**WORK TO DO**.
Emit the entire listing verbatim.

**INFORMATION GIVEN**.
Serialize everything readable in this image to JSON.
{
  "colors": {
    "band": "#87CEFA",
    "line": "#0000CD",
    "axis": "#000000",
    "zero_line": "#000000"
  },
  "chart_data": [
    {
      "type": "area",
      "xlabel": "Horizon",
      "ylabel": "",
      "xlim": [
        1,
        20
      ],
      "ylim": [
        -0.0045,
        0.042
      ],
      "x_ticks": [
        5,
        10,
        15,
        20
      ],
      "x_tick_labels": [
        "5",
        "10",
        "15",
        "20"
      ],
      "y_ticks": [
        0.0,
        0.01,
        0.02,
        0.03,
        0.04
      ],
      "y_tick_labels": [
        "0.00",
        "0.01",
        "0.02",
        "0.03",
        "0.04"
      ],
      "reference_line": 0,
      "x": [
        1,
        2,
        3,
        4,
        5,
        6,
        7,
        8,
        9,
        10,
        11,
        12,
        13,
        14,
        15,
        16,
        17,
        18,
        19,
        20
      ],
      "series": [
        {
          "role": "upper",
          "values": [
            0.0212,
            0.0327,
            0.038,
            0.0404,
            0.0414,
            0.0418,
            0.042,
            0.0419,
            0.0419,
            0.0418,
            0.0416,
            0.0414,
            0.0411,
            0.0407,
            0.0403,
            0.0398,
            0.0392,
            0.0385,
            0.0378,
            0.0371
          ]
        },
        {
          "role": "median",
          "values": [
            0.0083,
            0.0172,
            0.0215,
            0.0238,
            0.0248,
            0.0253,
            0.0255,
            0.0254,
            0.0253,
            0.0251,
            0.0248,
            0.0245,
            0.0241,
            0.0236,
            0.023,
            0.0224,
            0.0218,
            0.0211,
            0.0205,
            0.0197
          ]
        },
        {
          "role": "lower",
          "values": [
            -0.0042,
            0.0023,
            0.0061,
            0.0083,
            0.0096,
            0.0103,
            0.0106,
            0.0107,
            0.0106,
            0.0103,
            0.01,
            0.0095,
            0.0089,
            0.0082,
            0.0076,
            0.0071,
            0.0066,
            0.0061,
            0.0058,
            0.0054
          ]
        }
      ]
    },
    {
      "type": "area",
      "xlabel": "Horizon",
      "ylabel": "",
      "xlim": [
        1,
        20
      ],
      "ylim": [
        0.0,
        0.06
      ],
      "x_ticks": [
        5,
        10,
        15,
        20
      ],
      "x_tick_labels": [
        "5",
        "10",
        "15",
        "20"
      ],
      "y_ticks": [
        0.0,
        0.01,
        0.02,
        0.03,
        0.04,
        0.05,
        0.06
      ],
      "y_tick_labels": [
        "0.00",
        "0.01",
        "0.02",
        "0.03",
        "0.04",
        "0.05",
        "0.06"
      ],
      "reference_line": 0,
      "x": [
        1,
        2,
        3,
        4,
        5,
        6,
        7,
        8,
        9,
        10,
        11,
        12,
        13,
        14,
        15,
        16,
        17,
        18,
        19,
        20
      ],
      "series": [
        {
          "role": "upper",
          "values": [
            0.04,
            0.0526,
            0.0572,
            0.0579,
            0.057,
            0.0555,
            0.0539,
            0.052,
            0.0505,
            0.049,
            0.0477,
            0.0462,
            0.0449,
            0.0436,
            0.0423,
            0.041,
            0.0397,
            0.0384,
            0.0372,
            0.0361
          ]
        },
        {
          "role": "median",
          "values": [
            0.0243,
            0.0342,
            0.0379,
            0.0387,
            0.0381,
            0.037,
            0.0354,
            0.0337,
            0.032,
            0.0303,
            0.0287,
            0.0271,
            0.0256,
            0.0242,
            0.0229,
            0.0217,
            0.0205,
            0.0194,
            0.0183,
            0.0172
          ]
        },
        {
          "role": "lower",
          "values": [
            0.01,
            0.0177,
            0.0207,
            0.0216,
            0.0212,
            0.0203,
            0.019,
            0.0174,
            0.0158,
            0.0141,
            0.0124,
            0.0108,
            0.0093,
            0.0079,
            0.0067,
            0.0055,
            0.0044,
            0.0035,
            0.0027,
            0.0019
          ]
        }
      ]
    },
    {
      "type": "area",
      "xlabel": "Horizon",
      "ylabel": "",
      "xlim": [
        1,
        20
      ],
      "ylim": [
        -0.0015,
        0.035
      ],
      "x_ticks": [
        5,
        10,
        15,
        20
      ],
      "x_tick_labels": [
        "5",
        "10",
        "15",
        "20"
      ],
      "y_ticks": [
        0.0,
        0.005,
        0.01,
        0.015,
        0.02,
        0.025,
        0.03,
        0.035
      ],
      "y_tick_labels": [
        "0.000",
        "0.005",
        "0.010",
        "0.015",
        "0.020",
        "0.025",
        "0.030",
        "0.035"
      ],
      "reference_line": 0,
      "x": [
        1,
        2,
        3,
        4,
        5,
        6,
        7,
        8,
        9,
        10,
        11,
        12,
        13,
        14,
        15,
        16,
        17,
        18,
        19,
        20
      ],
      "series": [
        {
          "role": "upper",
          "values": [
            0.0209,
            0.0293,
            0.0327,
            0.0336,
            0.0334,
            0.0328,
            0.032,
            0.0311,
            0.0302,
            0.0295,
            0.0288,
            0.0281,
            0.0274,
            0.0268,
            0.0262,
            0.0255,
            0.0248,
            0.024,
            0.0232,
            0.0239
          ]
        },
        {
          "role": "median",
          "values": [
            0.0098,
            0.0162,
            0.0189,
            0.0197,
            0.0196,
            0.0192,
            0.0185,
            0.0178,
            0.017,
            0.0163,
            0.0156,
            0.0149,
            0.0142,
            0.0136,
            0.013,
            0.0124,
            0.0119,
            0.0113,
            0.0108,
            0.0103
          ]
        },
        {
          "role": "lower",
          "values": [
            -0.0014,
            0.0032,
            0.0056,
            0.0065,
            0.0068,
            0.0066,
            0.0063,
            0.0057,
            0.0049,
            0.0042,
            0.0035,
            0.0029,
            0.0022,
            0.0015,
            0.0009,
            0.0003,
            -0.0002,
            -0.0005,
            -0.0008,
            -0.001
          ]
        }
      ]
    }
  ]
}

**RESPONSE TO THIS EXERCISE**.
Serialize everything readable in this image to JSON.
{
  "colors": {
    "band": "#87CEFA",
    "line": "#0000CD",
    "axis": "#000000",
    "zero_line": "#000000"
  },
  "chart_data": [
    {
      "type": "area",
      "xlabel": "Horizon",
      "ylabel": "",
      "xlim": [
        1,
        20
      ],
      "ylim": [
        -0.0045,
        0.042
      ],
      "x_ticks": [
        5,
        10,
        15,
        20
      ],
      "x_tick_labels": [
        "5",
        "10",
        "15",
        "20"
      ],
      "y_ticks": [
        0.0,
        0.01,
        0.02,
        0.03,
        0.04
      ],
      "y_tick_labels": [
        "0.00",
        "0.01",
        "0.02",
        "0.03",
        "0.04"
      ],
      "reference_line": 0,
      "x": [
        1,
        2,
        3,
        4,
        5,
        6,
        7,
        8,
        9,
        10,
        11,
        12,
        13,
        14,
        15,
        16,
        17,
        18,
        19,
        20
      ],
      "series": [
        {
          "role": "upper",
          "values": [
            0.0212,
            0.0327,
            0.038,
            0.0404,
            0.0414,
            0.0418,
            0.042,
            0.0419,
            0.0419,
            0.0418,
            0.0416,
            0.0414,
            0.0411,
            0.0407,
            0.0403,
            0.0398,
            0.0392,
            0.0385,
            0.0378,
            0.0371
          ]
        },
        {
          "role": "median",
          "values": [
            0.0083,
            0.0172,
            0.0215,
            0.0238,
            0.0248,
            0.0253,
            0.0255,
            0.0254,
            0.0253,
            0.0251,
            0.0248,
            0.0245,
            0.0241,
            0.0236,
            0.023,
            0.0224,
            0.0218,
            0.0211,
            0.0205,
            0.0197
          ]
        },
        {
          "role": "lower",
          "values": [
            -0.0042,
            0.0023,
            0.0061,
            0.0083,
            0.0096,
            0.0103,
            0.0106,
            0.0107,
            0.0106,
            0.0103,
            0.01,
            0.0095,
            0.0089,
            0.0082,
            0.0076,
            0.0071,
            0.0066,
            0.0061,
            0.0058,
            0.0054
          ]
        }
      ]
    },
    {
      "type": "area",
      "xlabel": "Horizon",
      "ylabel": "",
      "xlim": [
        1,
        20
      ],
      "ylim": [
        0.0,
        0.06
      ],
      "x_ticks": [
        5,
        10,
        15,
        20
      ],
      "x_tick_labels": [
        "5",
        "10",
        "15",
        "20"
      ],
      "y_ticks": [
        0.0,
        0.01,
        0.02,
        0.03,
        0.04,
        0.05,
        0.06
      ],
      "y_tick_labels": [
        "0.00",
        "0.01",
        "0.02",
        "0.03",
        "0.04",
        "0.05",
        "0.06"
      ],
      "reference_line": 0,
      "x": [
        1,
        2,
        3,
        4,
        5,
        6,
        7,
        8,
        9,
        10,
        11,
        12,
        13,
        14,
        15,
        16,
        17,
        18,
        19,
        20
      ],
      "series": [
        {
          "role": "upper",
          "values": [
            0.04,
            0.0526,
            0.0572,
            0.0579,
            0.057,
            0.0555,
            0.0539,
            0.052,
            0.0505,
            0.049,
            0.0477,
            0.0462,
            0.0449,
            0.0436,
            0.0423,
            0.041,
            0.0397,
            0.0384,
            0.0372,
            0.0361
          ]
        },
        {
          "role": "median",
          "values": [
            0.0243,
            0.0342,
            0.0379,
            0.0387,
            0.0381,
            0.037,
            0.0354,
            0.0337,
            0.032,
            0.0303,
            0.0287,
            0.0271,
            0.0256,
            0.0242,
            0.0229,
            0.0217,
            0.0205,
            0.0194,
            0.0183,
            0.0172
          ]
        },
        {
          "role": "lower",
          "values": [
            0.01,
            0.0177,
            0.0207,
            0.0216,
            0.0212,
            0.0203,
            0.019,
            0.0174,
            0.0158,
            0.0141,
            0.0124,
            0.0108,
            0.0093,
            0.0079,
            0.0067,
            0.0055,
            0.0044,
            0.0035,
            0.0027,
            0.0019
          ]
        }
      ]
    },
    {
      "type": "area",
      "xlabel": "Horizon",
      "ylabel": "",
      "xlim": [
        1,
        20
      ],
      "ylim": [
        -0.0015,
        0.035
      ],
      "x_ticks": [
        5,
        10,
        15,
        20
      ],
      "x_tick_labels": [
        "5",
        "10",
        "15",
        "20"
      ],
      "y_ticks": [
        0.0,
        0.005,
        0.01,
        0.015,
        0.02,
        0.025,
        0.03,
        0.035
      ],
      "y_tick_labels": [
        "0.000",
        "0.005",
        "0.010",
        "0.015",
        "0.020",
        "0.025",
        "0.030",
        "0.035"
      ],
      "reference_line": 0,
      "x": [
        1,
        2,
        3,
        4,
        5,
        6,
        7,
        8,
        9,
        10,
        11,
        12,
        13,
        14,
        15,
        16,
        17,
        18,
        19,
        20
      ],
      "series": [
        {
          "role": "upper",
          "values": [
            0.0209,
            0.0293,
            0.0327,
            0.0336,
            0.0334,
            0.0328,
            0.032,
            0.0311,
            0.0302,
            0.0295,
            0.0288,
            0.0281,
            0.0274,
            0.0268,
            0.0262,
            0.0255,
            0.0248,
            0.024,
            0.0232,
            0.0239
          ]
        },
        {
          "role": "median",
          "values": [
            0.0098,
            0.0162,
            0.0189,
            0.0197,
            0.0196,
            0.0192,
            0.0185,
            0.0178,
            0.017,
            0.0163,
            0.0156,
            0.0149,
            0.0142,
            0.0136,
            0.013,
            0.0124,
            0.0119,
            0.0113,
            0.0108,
            0.0103
          ]
        },
        {
          "role": "lower",
          "values": [
            -0.0014,
            0.0032,
            0.0056,
            0.0065,
            0.0068,
            0.0066,
            0.0063,
            0.0057,
            0.0049,
            0.0042,
            0.0035,
            0.0029,
            0.0022,
            0.0015,
            0.0009,
            0.0003,
            -0.0002,
            -0.0005,
            -0.0008,
            -0.001
          ]
        }
      ]
    }
  ]
}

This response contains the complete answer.